(Dataset records)
>> Begin
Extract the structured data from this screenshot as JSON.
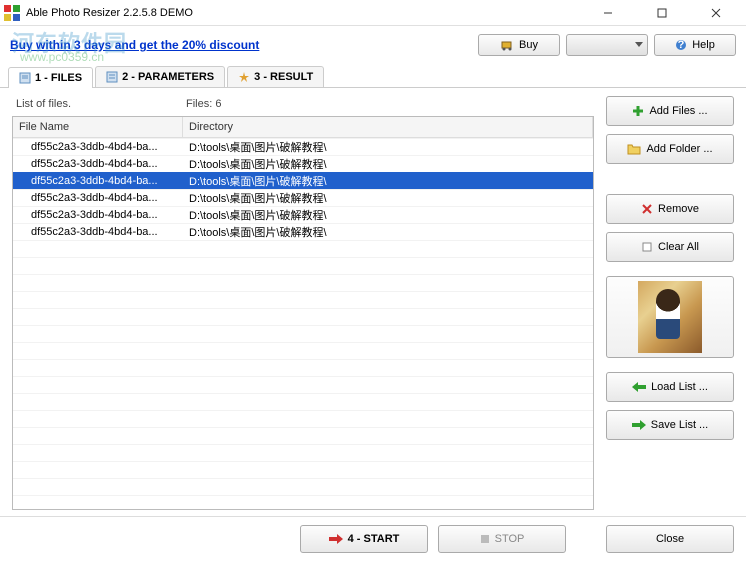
{
  "window": {
    "title": "Able Photo Resizer 2.2.5.8 DEMO"
  },
  "toolbar": {
    "promo_text": "Buy within 3 days and get the 20% discount",
    "buy_label": "Buy",
    "help_label": "Help"
  },
  "watermark": {
    "line1": "河东软件园",
    "line2": "www.pc0359.cn"
  },
  "tabs": {
    "files": "1 - FILES",
    "parameters": "2 - PARAMETERS",
    "result": "3 - RESULT"
  },
  "list": {
    "label_list": "List of files.",
    "label_count": "Files: 6",
    "header_name": "File Name",
    "header_dir": "Directory",
    "rows": [
      {
        "name": "df55c2a3-3ddb-4bd4-ba...",
        "dir": "D:\\tools\\桌面\\图片\\破解教程\\",
        "selected": false
      },
      {
        "name": "df55c2a3-3ddb-4bd4-ba...",
        "dir": "D:\\tools\\桌面\\图片\\破解教程\\",
        "selected": false
      },
      {
        "name": "df55c2a3-3ddb-4bd4-ba...",
        "dir": "D:\\tools\\桌面\\图片\\破解教程\\",
        "selected": true
      },
      {
        "name": "df55c2a3-3ddb-4bd4-ba...",
        "dir": "D:\\tools\\桌面\\图片\\破解教程\\",
        "selected": false
      },
      {
        "name": "df55c2a3-3ddb-4bd4-ba...",
        "dir": "D:\\tools\\桌面\\图片\\破解教程\\",
        "selected": false
      },
      {
        "name": "df55c2a3-3ddb-4bd4-ba...",
        "dir": "D:\\tools\\桌面\\图片\\破解教程\\",
        "selected": false
      }
    ]
  },
  "side": {
    "add_files": "Add Files ...",
    "add_folder": "Add Folder ...",
    "remove": "Remove",
    "clear_all": "Clear All",
    "load_list": "Load List ...",
    "save_list": "Save List ..."
  },
  "bottom": {
    "start": "4 - START",
    "stop": "STOP",
    "close": "Close"
  }
}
>> End
* Problem description
Pictures in the records above are not copied; print everything else exactly.

* Written solution
Extract the structured data from this screenshot as JSON.
{
  "window": {
    "title": "Able Photo Resizer 2.2.5.8 DEMO"
  },
  "toolbar": {
    "promo_text": "Buy within 3 days and get the 20% discount",
    "buy_label": "Buy",
    "help_label": "Help"
  },
  "watermark": {
    "line1": "河东软件园",
    "line2": "www.pc0359.cn"
  },
  "tabs": {
    "files": "1 - FILES",
    "parameters": "2 - PARAMETERS",
    "result": "3 - RESULT"
  },
  "list": {
    "label_list": "List of files.",
    "label_count": "Files: 6",
    "header_name": "File Name",
    "header_dir": "Directory",
    "rows": [
      {
        "name": "df55c2a3-3ddb-4bd4-ba...",
        "dir": "D:\\tools\\桌面\\图片\\破解教程\\",
        "selected": false
      },
      {
        "name": "df55c2a3-3ddb-4bd4-ba...",
        "dir": "D:\\tools\\桌面\\图片\\破解教程\\",
        "selected": false
      },
      {
        "name": "df55c2a3-3ddb-4bd4-ba...",
        "dir": "D:\\tools\\桌面\\图片\\破解教程\\",
        "selected": true
      },
      {
        "name": "df55c2a3-3ddb-4bd4-ba...",
        "dir": "D:\\tools\\桌面\\图片\\破解教程\\",
        "selected": false
      },
      {
        "name": "df55c2a3-3ddb-4bd4-ba...",
        "dir": "D:\\tools\\桌面\\图片\\破解教程\\",
        "selected": false
      },
      {
        "name": "df55c2a3-3ddb-4bd4-ba...",
        "dir": "D:\\tools\\桌面\\图片\\破解教程\\",
        "selected": false
      }
    ]
  },
  "side": {
    "add_files": "Add Files ...",
    "add_folder": "Add Folder ...",
    "remove": "Remove",
    "clear_all": "Clear All",
    "load_list": "Load List ...",
    "save_list": "Save List ..."
  },
  "bottom": {
    "start": "4 - START",
    "stop": "STOP",
    "close": "Close"
  }
}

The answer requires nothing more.